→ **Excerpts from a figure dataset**
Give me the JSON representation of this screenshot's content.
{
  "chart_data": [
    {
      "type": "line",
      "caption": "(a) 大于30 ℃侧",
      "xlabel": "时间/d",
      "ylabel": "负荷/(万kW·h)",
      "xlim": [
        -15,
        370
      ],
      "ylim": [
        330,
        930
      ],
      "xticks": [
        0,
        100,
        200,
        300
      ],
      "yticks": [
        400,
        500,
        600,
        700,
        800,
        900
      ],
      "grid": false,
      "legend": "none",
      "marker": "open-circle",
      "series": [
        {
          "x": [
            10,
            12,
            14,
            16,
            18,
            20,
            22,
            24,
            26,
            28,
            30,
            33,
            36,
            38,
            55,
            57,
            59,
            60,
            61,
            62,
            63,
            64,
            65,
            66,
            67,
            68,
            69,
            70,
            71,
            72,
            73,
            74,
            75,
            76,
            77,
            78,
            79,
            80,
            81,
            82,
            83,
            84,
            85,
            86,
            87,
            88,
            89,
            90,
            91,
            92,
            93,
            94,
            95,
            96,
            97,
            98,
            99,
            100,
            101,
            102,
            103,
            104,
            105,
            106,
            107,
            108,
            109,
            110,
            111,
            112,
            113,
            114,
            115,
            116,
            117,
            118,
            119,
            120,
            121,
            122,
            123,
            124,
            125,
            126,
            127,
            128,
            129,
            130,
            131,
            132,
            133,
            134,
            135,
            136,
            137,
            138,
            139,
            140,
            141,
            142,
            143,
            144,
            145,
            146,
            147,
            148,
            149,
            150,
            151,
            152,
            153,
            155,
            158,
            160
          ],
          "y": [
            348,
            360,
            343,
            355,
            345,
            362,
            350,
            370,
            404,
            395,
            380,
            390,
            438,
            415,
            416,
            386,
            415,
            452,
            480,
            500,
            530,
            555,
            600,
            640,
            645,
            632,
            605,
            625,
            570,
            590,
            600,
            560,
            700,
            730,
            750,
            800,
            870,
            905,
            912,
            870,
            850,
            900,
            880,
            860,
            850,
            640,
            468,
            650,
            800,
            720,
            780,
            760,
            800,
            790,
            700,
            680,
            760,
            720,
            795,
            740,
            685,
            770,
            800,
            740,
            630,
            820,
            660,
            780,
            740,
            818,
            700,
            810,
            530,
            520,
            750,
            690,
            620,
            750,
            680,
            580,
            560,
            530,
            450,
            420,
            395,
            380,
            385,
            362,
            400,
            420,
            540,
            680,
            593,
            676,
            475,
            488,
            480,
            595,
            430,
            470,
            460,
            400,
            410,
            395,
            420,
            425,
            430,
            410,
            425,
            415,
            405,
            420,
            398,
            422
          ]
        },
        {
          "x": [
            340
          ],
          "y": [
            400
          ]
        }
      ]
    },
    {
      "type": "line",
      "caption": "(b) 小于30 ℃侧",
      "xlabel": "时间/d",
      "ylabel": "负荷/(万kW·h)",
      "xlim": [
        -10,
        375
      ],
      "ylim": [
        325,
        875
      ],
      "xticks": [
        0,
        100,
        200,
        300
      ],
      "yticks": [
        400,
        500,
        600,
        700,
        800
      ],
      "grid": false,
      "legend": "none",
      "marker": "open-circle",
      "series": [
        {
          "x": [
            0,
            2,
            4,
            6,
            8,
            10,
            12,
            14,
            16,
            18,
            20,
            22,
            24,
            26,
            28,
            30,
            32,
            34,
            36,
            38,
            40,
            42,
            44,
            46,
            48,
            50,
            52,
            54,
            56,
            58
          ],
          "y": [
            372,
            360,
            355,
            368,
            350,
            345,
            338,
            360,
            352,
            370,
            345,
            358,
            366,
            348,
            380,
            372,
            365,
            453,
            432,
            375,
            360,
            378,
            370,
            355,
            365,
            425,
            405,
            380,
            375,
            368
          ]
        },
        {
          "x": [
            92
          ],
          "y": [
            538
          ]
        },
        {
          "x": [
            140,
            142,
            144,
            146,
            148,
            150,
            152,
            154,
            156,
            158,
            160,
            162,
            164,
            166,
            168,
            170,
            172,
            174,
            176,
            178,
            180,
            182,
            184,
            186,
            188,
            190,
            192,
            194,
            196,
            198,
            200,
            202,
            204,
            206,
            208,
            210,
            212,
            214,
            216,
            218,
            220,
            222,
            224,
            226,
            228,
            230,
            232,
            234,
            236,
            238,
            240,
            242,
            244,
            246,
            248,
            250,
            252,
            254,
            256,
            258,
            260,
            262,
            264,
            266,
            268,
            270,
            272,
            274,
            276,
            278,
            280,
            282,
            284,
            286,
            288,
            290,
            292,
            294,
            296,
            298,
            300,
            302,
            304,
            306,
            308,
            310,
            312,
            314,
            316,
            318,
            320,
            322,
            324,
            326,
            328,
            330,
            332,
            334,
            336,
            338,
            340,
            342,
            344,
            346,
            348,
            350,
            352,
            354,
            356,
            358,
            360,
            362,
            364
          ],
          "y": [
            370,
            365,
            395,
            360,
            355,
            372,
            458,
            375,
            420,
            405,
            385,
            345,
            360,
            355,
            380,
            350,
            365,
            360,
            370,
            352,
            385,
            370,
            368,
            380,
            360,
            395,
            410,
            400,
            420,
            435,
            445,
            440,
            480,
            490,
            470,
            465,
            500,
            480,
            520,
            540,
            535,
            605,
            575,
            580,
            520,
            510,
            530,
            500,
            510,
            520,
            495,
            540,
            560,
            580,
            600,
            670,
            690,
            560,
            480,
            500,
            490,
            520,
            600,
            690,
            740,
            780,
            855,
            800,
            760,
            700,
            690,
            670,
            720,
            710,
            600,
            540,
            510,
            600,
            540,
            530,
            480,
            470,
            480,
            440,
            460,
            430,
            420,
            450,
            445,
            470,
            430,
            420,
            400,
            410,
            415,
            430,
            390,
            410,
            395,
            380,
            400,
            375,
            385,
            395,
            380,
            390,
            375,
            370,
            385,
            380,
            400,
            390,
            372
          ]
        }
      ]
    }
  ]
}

→ **Problem to solve**
All of the entries above need to be reproduced exactly.

→ **Worked answer**
Give me the JSON representation of this screenshot's content.
{
  "chart_data": [
    {
      "type": "line",
      "caption": "(a) 大于30 ℃侧",
      "xlabel": "时间/d",
      "ylabel": "负荷/(万kW·h)",
      "xlim": [
        -15,
        370
      ],
      "ylim": [
        330,
        930
      ],
      "xticks": [
        0,
        100,
        200,
        300
      ],
      "yticks": [
        400,
        500,
        600,
        700,
        800,
        900
      ],
      "grid": false,
      "legend": "none",
      "marker": "open-circle",
      "series": [
        {
          "x": [
            10,
            12,
            14,
            16,
            18,
            20,
            22,
            24,
            26,
            28,
            30,
            33,
            36,
            38,
            55,
            57,
            59,
            60,
            61,
            62,
            63,
            64,
            65,
            66,
            67,
            68,
            69,
            70,
            71,
            72,
            73,
            74,
            75,
            76,
            77,
            78,
            79,
            80,
            81,
            82,
            83,
            84,
            85,
            86,
            87,
            88,
            89,
            90,
            91,
            92,
            93,
            94,
            95,
            96,
            97,
            98,
            99,
            100,
            101,
            102,
            103,
            104,
            105,
            106,
            107,
            108,
            109,
            110,
            111,
            112,
            113,
            114,
            115,
            116,
            117,
            118,
            119,
            120,
            121,
            122,
            123,
            124,
            125,
            126,
            127,
            128,
            129,
            130,
            131,
            132,
            133,
            134,
            135,
            136,
            137,
            138,
            139,
            140,
            141,
            142,
            143,
            144,
            145,
            146,
            147,
            148,
            149,
            150,
            151,
            152,
            153,
            155,
            158,
            160
          ],
          "y": [
            348,
            360,
            343,
            355,
            345,
            362,
            350,
            370,
            404,
            395,
            380,
            390,
            438,
            415,
            416,
            386,
            415,
            452,
            480,
            500,
            530,
            555,
            600,
            640,
            645,
            632,
            605,
            625,
            570,
            590,
            600,
            560,
            700,
            730,
            750,
            800,
            870,
            905,
            912,
            870,
            850,
            900,
            880,
            860,
            850,
            640,
            468,
            650,
            800,
            720,
            780,
            760,
            800,
            790,
            700,
            680,
            760,
            720,
            795,
            740,
            685,
            770,
            800,
            740,
            630,
            820,
            660,
            780,
            740,
            818,
            700,
            810,
            530,
            520,
            750,
            690,
            620,
            750,
            680,
            580,
            560,
            530,
            450,
            420,
            395,
            380,
            385,
            362,
            400,
            420,
            540,
            680,
            593,
            676,
            475,
            488,
            480,
            595,
            430,
            470,
            460,
            400,
            410,
            395,
            420,
            425,
            430,
            410,
            425,
            415,
            405,
            420,
            398,
            422
          ]
        },
        {
          "x": [
            340
          ],
          "y": [
            400
          ]
        }
      ]
    },
    {
      "type": "line",
      "caption": "(b) 小于30 ℃侧",
      "xlabel": "时间/d",
      "ylabel": "负荷/(万kW·h)",
      "xlim": [
        -10,
        375
      ],
      "ylim": [
        325,
        875
      ],
      "xticks": [
        0,
        100,
        200,
        300
      ],
      "yticks": [
        400,
        500,
        600,
        700,
        800
      ],
      "grid": false,
      "legend": "none",
      "marker": "open-circle",
      "series": [
        {
          "x": [
            0,
            2,
            4,
            6,
            8,
            10,
            12,
            14,
            16,
            18,
            20,
            22,
            24,
            26,
            28,
            30,
            32,
            34,
            36,
            38,
            40,
            42,
            44,
            46,
            48,
            50,
            52,
            54,
            56,
            58
          ],
          "y": [
            372,
            360,
            355,
            368,
            350,
            345,
            338,
            360,
            352,
            370,
            345,
            358,
            366,
            348,
            380,
            372,
            365,
            453,
            432,
            375,
            360,
            378,
            370,
            355,
            365,
            425,
            405,
            380,
            375,
            368
          ]
        },
        {
          "x": [
            92
          ],
          "y": [
            538
          ]
        },
        {
          "x": [
            140,
            142,
            144,
            146,
            148,
            150,
            152,
            154,
            156,
            158,
            160,
            162,
            164,
            166,
            168,
            170,
            172,
            174,
            176,
            178,
            180,
            182,
            184,
            186,
            188,
            190,
            192,
            194,
            196,
            198,
            200,
            202,
            204,
            206,
            208,
            210,
            212,
            214,
            216,
            218,
            220,
            222,
            224,
            226,
            228,
            230,
            232,
            234,
            236,
            238,
            240,
            242,
            244,
            246,
            248,
            250,
            252,
            254,
            256,
            258,
            260,
            262,
            264,
            266,
            268,
            270,
            272,
            274,
            276,
            278,
            280,
            282,
            284,
            286,
            288,
            290,
            292,
            294,
            296,
            298,
            300,
            302,
            304,
            306,
            308,
            310,
            312,
            314,
            316,
            318,
            320,
            322,
            324,
            326,
            328,
            330,
            332,
            334,
            336,
            338,
            340,
            342,
            344,
            346,
            348,
            350,
            352,
            354,
            356,
            358,
            360,
            362,
            364
          ],
          "y": [
            370,
            365,
            395,
            360,
            355,
            372,
            458,
            375,
            420,
            405,
            385,
            345,
            360,
            355,
            380,
            350,
            365,
            360,
            370,
            352,
            385,
            370,
            368,
            380,
            360,
            395,
            410,
            400,
            420,
            435,
            445,
            440,
            480,
            490,
            470,
            465,
            500,
            480,
            520,
            540,
            535,
            605,
            575,
            580,
            520,
            510,
            530,
            500,
            510,
            520,
            495,
            540,
            560,
            580,
            600,
            670,
            690,
            560,
            480,
            500,
            490,
            520,
            600,
            690,
            740,
            780,
            855,
            800,
            760,
            700,
            690,
            670,
            720,
            710,
            600,
            540,
            510,
            600,
            540,
            530,
            480,
            470,
            480,
            440,
            460,
            430,
            420,
            450,
            445,
            470,
            430,
            420,
            400,
            410,
            415,
            430,
            390,
            410,
            395,
            380,
            400,
            375,
            385,
            395,
            380,
            390,
            375,
            370,
            385,
            380,
            400,
            390,
            372
          ]
        }
      ]
    }
  ]
}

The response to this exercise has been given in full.